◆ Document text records
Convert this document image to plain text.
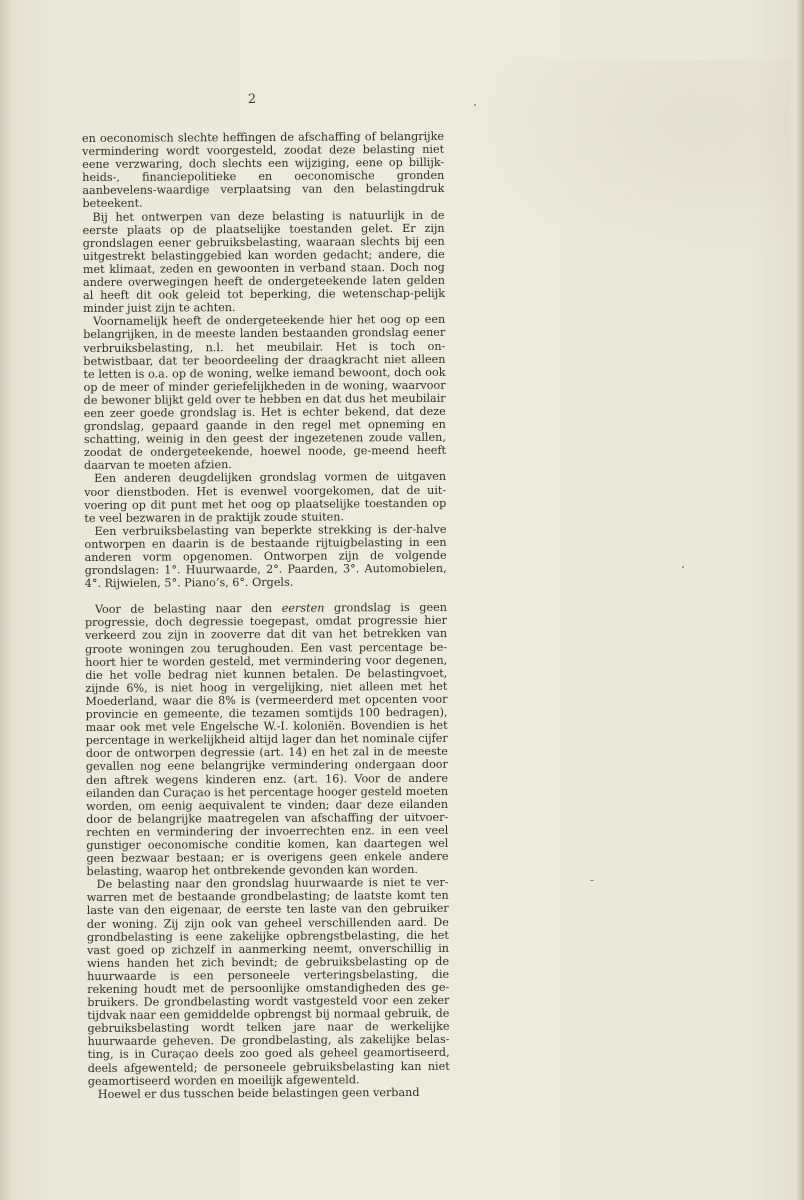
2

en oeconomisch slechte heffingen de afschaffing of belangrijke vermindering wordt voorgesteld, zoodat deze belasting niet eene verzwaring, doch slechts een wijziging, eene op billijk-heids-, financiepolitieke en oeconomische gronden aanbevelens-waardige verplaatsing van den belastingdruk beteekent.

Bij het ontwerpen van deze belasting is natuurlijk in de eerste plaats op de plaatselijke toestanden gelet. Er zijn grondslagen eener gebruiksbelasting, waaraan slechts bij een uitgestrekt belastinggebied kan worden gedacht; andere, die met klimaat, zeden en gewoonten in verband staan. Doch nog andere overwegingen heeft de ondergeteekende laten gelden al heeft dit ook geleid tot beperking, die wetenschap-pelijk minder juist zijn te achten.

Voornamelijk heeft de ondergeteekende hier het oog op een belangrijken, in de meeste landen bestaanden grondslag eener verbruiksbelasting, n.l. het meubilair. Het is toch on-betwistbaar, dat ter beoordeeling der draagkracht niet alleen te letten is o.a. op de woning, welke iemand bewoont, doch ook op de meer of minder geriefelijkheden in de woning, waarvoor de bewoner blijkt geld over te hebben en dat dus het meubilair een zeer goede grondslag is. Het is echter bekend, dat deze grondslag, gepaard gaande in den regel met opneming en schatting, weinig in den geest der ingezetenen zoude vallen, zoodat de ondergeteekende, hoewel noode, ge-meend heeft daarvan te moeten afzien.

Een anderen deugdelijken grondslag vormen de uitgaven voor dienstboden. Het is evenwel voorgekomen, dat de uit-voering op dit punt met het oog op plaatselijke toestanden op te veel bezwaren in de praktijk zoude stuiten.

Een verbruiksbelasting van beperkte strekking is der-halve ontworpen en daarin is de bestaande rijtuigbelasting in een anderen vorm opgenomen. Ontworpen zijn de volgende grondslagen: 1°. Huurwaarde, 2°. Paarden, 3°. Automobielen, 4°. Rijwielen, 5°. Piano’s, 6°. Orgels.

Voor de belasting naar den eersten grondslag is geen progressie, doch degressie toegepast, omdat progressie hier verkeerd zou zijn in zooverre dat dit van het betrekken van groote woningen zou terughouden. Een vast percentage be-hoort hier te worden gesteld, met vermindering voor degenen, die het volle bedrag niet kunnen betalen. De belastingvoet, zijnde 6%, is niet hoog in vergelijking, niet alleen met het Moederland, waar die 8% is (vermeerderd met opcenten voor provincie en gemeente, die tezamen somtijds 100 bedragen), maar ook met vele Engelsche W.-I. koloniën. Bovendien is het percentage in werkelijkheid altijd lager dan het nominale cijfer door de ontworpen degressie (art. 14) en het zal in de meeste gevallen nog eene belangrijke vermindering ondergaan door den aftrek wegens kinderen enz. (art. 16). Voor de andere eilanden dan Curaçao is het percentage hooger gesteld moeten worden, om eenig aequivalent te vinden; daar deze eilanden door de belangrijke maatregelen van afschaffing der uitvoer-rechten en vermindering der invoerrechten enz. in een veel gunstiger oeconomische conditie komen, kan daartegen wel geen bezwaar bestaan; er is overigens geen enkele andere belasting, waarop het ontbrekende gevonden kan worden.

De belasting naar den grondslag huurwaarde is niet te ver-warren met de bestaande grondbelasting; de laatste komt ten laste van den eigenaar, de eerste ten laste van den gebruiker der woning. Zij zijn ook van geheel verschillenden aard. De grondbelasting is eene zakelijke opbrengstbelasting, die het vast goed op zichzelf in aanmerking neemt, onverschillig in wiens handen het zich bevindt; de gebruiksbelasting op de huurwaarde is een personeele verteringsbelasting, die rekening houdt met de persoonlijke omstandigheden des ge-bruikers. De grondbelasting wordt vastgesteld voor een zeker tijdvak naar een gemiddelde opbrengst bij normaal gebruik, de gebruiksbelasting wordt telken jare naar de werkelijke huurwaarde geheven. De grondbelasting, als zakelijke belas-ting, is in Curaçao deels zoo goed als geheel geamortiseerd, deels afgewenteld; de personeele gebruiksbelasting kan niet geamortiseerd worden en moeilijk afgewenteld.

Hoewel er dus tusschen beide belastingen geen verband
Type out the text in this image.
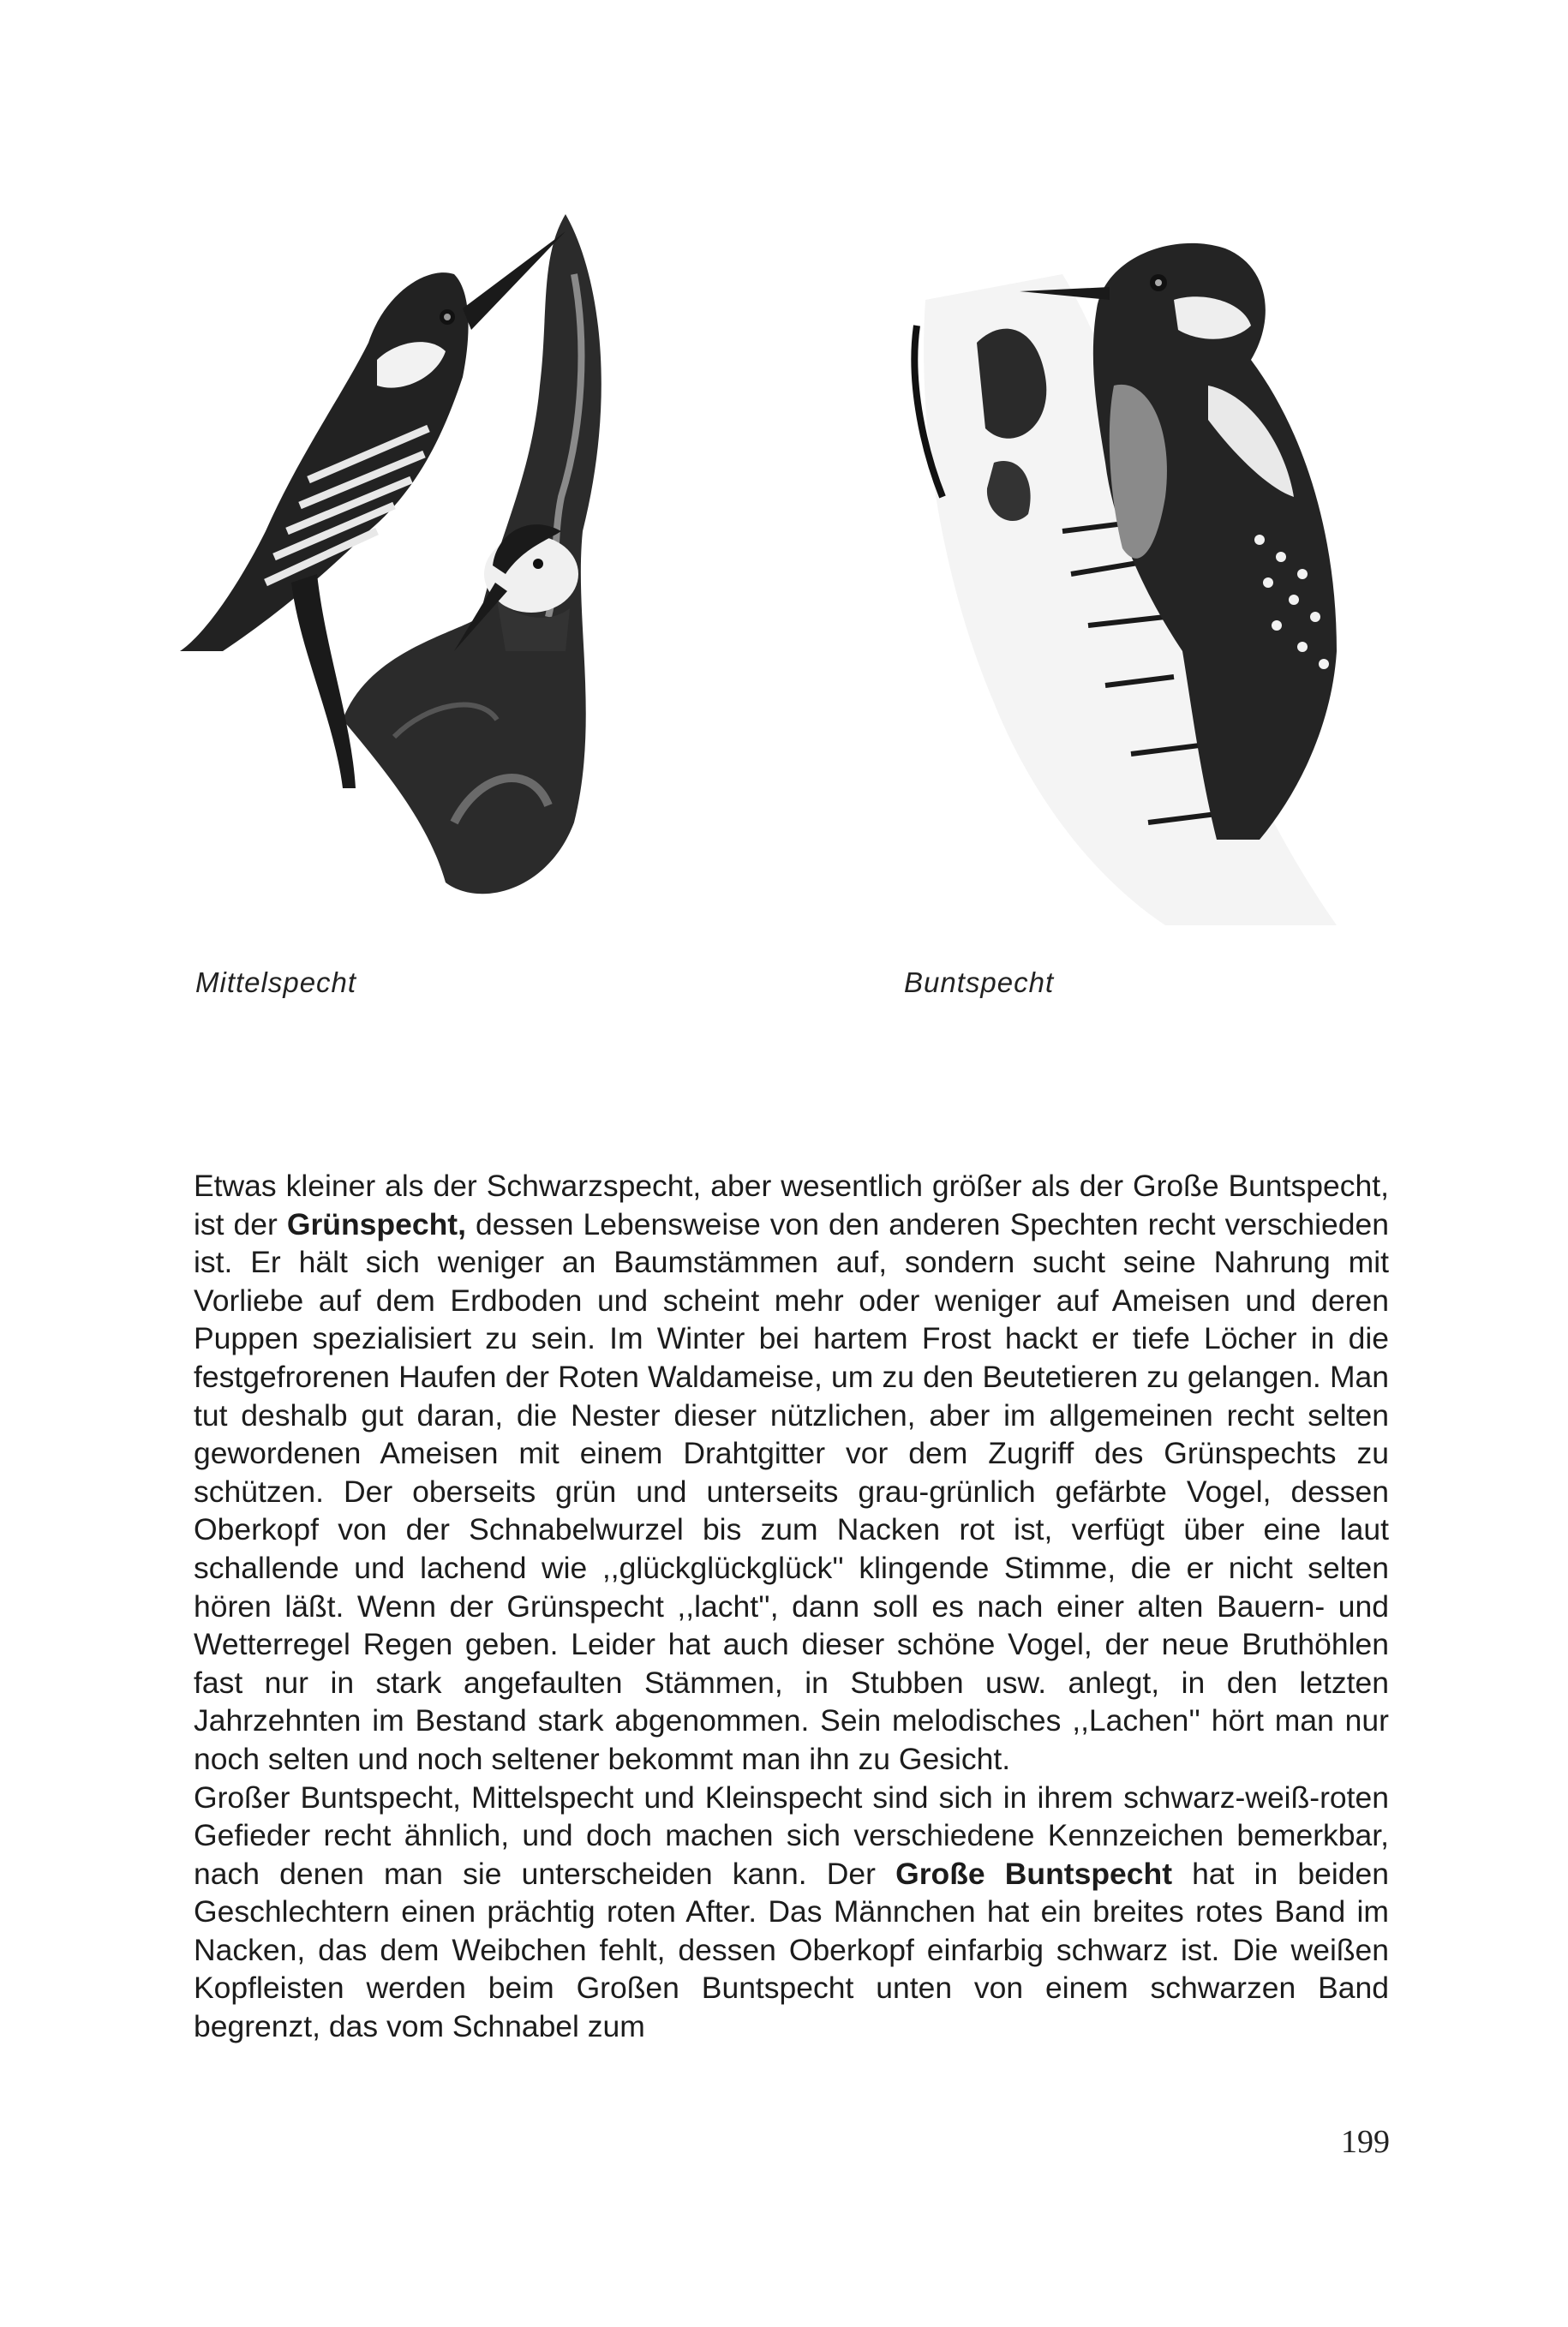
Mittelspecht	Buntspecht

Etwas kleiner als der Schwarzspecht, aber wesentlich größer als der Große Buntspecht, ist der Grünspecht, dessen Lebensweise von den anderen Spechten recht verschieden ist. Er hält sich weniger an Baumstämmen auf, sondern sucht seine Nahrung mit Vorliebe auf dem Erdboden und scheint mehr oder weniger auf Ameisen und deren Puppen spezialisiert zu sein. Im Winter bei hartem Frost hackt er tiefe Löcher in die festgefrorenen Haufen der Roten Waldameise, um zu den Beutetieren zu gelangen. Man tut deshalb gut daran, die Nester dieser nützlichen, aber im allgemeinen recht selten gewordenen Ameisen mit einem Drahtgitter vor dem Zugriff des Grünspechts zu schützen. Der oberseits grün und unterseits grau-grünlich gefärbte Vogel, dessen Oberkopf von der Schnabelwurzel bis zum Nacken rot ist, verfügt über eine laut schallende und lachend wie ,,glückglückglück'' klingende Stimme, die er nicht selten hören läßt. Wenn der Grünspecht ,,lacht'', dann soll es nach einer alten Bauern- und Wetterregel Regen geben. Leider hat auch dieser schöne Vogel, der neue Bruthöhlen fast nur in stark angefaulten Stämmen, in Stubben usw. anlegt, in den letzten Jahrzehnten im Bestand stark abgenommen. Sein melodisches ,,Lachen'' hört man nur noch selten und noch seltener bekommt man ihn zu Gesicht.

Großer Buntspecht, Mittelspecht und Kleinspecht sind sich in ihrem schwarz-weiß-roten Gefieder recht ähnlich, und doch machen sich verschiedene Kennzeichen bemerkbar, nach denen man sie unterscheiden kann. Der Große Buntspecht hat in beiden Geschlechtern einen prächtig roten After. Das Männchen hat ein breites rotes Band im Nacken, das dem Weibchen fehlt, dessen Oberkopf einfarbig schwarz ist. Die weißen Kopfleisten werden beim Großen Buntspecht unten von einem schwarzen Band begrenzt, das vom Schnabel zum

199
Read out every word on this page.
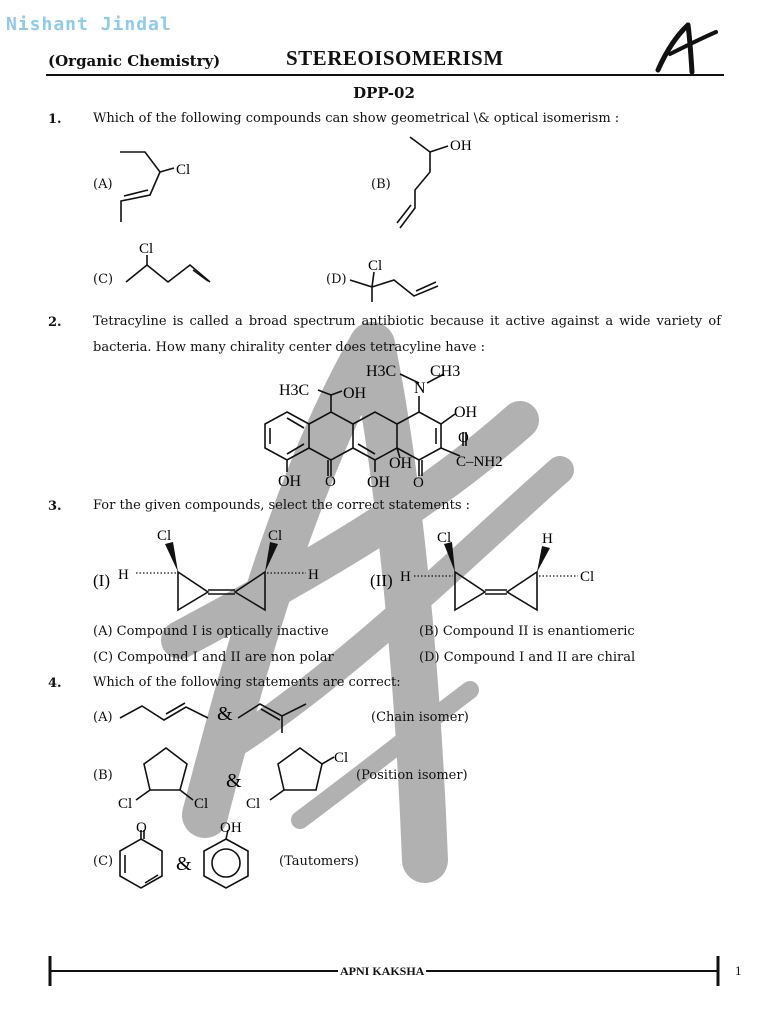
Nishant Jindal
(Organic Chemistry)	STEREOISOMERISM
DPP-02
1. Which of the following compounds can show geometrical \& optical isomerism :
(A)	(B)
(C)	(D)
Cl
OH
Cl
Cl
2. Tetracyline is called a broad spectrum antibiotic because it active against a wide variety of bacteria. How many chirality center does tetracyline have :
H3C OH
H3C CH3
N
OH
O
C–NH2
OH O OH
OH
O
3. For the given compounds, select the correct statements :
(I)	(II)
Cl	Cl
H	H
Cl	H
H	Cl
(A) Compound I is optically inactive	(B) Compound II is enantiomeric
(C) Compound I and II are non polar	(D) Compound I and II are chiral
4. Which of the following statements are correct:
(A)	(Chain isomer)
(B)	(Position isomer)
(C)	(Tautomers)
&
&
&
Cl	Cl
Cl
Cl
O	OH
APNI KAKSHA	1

◆ What you should do
Where a line in the records above includes the string "correct", show it.

◆ Written solution
3. For the given compounds, select the correct statements :
4. Which of the following statements are correct:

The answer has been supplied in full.